(Layout annotation data)
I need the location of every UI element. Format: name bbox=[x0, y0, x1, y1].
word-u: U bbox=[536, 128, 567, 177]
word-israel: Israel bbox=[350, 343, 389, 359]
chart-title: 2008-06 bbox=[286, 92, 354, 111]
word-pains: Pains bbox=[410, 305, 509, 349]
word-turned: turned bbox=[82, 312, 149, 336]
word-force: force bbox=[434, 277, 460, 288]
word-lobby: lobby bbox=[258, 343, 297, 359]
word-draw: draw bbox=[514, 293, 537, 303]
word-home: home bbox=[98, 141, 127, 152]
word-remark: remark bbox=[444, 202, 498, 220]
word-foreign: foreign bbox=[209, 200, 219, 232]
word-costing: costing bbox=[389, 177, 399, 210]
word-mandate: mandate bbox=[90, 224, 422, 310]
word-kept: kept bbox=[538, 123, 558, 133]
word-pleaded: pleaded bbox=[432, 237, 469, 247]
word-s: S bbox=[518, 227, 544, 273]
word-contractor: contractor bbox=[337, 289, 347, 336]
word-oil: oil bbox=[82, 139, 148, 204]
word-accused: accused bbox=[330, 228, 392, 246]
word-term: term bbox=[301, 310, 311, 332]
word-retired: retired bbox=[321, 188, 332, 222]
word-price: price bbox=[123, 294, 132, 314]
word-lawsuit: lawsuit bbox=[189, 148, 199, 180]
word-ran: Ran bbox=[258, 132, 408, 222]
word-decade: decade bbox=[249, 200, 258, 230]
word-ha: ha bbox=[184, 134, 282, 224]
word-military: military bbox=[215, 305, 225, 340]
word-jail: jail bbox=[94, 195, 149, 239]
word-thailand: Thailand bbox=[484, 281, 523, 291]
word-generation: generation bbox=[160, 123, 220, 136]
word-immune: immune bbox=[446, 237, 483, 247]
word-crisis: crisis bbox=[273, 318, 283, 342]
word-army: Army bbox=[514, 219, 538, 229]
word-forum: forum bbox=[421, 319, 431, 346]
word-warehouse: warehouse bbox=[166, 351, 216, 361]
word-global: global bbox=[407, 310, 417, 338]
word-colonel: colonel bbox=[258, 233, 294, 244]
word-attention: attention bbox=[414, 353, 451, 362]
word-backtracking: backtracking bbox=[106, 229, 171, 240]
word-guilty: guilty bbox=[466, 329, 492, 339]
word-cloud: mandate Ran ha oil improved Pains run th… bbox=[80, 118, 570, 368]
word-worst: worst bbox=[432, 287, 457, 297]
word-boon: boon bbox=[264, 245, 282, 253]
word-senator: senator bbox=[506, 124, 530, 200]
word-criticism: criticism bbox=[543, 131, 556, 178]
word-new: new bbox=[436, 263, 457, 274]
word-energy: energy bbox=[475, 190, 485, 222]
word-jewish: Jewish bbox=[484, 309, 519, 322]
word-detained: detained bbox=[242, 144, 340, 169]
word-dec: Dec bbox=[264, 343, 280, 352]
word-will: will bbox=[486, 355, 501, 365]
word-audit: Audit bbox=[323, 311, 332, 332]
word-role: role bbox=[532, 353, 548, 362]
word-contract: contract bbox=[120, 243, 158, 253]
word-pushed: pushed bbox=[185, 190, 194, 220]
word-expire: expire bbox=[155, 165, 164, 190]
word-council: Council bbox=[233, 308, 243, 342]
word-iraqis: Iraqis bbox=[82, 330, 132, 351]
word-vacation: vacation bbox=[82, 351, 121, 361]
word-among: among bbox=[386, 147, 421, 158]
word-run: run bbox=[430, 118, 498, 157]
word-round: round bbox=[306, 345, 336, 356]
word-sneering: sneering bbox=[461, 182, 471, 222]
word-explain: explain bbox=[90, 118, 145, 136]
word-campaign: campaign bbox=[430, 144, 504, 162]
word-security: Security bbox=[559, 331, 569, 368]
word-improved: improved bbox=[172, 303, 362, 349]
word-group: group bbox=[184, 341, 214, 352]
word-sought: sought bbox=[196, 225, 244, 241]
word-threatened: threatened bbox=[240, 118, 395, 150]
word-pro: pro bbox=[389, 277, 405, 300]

> **What the task requires**: Rename "bbox" to "box" throughout the items above. Leave everything else unchanged.

> **Output for this exercise**:
I need the location of every UI element. Format: name box=[x0, y0, x1, y1].
word-u: U box=[536, 128, 567, 177]
word-israel: Israel box=[350, 343, 389, 359]
chart-title: 2008-06 box=[286, 92, 354, 111]
word-pains: Pains box=[410, 305, 509, 349]
word-turned: turned box=[82, 312, 149, 336]
word-force: force box=[434, 277, 460, 288]
word-lobby: lobby box=[258, 343, 297, 359]
word-draw: draw box=[514, 293, 537, 303]
word-home: home box=[98, 141, 127, 152]
word-remark: remark box=[444, 202, 498, 220]
word-foreign: foreign box=[209, 200, 219, 232]
word-costing: costing box=[389, 177, 399, 210]
word-mandate: mandate box=[90, 224, 422, 310]
word-kept: kept box=[538, 123, 558, 133]
word-pleaded: pleaded box=[432, 237, 469, 247]
word-s: S box=[518, 227, 544, 273]
word-contractor: contractor box=[337, 289, 347, 336]
word-oil: oil box=[82, 139, 148, 204]
word-accused: accused box=[330, 228, 392, 246]
word-term: term box=[301, 310, 311, 332]
word-retired: retired box=[321, 188, 332, 222]
word-price: price box=[123, 294, 132, 314]
word-lawsuit: lawsuit box=[189, 148, 199, 180]
word-ran: Ran box=[258, 132, 408, 222]
word-decade: decade box=[249, 200, 258, 230]
word-ha: ha box=[184, 134, 282, 224]
word-military: military box=[215, 305, 225, 340]
word-jail: jail box=[94, 195, 149, 239]
word-thailand: Thailand box=[484, 281, 523, 291]
word-generation: generation box=[160, 123, 220, 136]
word-immune: immune box=[446, 237, 483, 247]
word-crisis: crisis box=[273, 318, 283, 342]
word-army: Army box=[514, 219, 538, 229]
word-forum: forum box=[421, 319, 431, 346]
word-warehouse: warehouse box=[166, 351, 216, 361]
word-global: global box=[407, 310, 417, 338]
word-colonel: colonel box=[258, 233, 294, 244]
word-attention: attention box=[414, 353, 451, 362]
word-backtracking: backtracking box=[106, 229, 171, 240]
word-guilty: guilty box=[466, 329, 492, 339]
word-cloud: mandate Ran ha oil improved Pains run th… box=[80, 118, 570, 368]
word-worst: worst box=[432, 287, 457, 297]
word-boon: boon box=[264, 245, 282, 253]
word-senator: senator box=[506, 124, 530, 200]
word-criticism: criticism box=[543, 131, 556, 178]
word-new: new box=[436, 263, 457, 274]
word-energy: energy box=[475, 190, 485, 222]
word-jewish: Jewish box=[484, 309, 519, 322]
word-detained: detained box=[242, 144, 340, 169]
word-dec: Dec box=[264, 343, 280, 352]
word-will: will box=[486, 355, 501, 365]
word-audit: Audit box=[323, 311, 332, 332]
word-role: role box=[532, 353, 548, 362]
word-contract: contract box=[120, 243, 158, 253]
word-pushed: pushed box=[185, 190, 194, 220]
word-expire: expire box=[155, 165, 164, 190]
word-council: Council box=[233, 308, 243, 342]
word-iraqis: Iraqis box=[82, 330, 132, 351]
word-vacation: vacation box=[82, 351, 121, 361]
word-among: among box=[386, 147, 421, 158]
word-run: run box=[430, 118, 498, 157]
word-round: round box=[306, 345, 336, 356]
word-sneering: sneering box=[461, 182, 471, 222]
word-explain: explain box=[90, 118, 145, 136]
word-campaign: campaign box=[430, 144, 504, 162]
word-security: Security box=[559, 331, 569, 368]
word-improved: improved box=[172, 303, 362, 349]
word-group: group box=[184, 341, 214, 352]
word-sought: sought box=[196, 225, 244, 241]
word-threatened: threatened box=[240, 118, 395, 150]
word-pro: pro box=[389, 277, 405, 300]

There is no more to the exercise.